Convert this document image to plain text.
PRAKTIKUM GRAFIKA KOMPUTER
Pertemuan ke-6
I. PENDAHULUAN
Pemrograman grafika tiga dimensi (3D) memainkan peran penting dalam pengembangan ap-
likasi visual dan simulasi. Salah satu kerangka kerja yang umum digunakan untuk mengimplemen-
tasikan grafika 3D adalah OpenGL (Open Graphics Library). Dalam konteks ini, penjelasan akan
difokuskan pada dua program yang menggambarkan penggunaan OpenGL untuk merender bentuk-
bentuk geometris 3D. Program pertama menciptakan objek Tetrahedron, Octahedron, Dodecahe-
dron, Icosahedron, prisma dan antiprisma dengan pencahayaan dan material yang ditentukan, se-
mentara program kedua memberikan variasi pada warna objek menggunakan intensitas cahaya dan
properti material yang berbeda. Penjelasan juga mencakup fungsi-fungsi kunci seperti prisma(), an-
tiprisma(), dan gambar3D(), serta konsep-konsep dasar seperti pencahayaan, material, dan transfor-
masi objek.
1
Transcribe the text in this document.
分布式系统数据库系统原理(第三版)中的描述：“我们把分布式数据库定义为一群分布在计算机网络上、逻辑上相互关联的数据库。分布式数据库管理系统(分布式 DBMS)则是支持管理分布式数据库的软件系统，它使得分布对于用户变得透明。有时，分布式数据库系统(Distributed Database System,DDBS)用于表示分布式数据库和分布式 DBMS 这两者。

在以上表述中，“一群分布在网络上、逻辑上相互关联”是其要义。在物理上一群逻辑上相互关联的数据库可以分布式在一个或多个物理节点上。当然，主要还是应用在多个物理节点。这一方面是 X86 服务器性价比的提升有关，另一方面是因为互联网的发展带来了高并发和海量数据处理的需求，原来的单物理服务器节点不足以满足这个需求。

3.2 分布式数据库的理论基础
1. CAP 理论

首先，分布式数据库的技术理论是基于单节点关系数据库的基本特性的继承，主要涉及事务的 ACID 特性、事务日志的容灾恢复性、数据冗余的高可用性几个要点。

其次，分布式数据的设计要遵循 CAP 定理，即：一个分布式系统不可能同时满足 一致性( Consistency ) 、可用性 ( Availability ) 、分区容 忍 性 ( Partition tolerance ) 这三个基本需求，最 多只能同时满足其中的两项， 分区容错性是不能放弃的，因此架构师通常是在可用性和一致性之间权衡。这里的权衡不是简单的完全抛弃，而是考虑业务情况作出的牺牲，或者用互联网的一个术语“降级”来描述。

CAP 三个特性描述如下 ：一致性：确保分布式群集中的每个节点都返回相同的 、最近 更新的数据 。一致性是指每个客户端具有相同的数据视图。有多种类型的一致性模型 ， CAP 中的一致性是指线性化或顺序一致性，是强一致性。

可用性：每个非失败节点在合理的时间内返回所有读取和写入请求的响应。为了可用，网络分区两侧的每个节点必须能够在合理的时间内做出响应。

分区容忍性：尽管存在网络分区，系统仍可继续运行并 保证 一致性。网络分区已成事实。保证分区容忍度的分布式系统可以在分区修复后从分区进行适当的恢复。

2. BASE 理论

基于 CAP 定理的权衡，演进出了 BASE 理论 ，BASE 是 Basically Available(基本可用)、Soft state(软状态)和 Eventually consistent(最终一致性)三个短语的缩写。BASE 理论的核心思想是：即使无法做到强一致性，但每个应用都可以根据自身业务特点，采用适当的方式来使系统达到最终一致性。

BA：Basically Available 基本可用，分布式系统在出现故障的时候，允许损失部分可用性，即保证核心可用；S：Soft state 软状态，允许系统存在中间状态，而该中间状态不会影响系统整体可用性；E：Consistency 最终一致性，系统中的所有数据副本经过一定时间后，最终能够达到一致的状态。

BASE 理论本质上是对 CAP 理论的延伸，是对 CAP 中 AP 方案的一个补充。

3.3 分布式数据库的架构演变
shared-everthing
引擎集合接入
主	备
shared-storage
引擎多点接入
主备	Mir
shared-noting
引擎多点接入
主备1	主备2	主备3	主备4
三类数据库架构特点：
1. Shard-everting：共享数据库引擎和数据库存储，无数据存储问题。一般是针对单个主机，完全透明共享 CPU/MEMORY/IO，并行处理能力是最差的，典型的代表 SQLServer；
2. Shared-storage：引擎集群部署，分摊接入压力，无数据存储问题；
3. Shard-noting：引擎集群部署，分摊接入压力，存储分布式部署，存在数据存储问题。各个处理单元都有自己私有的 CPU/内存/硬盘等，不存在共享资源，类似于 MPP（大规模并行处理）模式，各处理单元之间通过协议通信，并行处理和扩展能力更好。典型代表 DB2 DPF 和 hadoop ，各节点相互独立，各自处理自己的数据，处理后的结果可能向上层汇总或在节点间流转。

- - - - - - -

=== Goal ===
Report how many lines in the listing include the word "基本可用". Give nothing but the count.

=== Solution to this task ===
2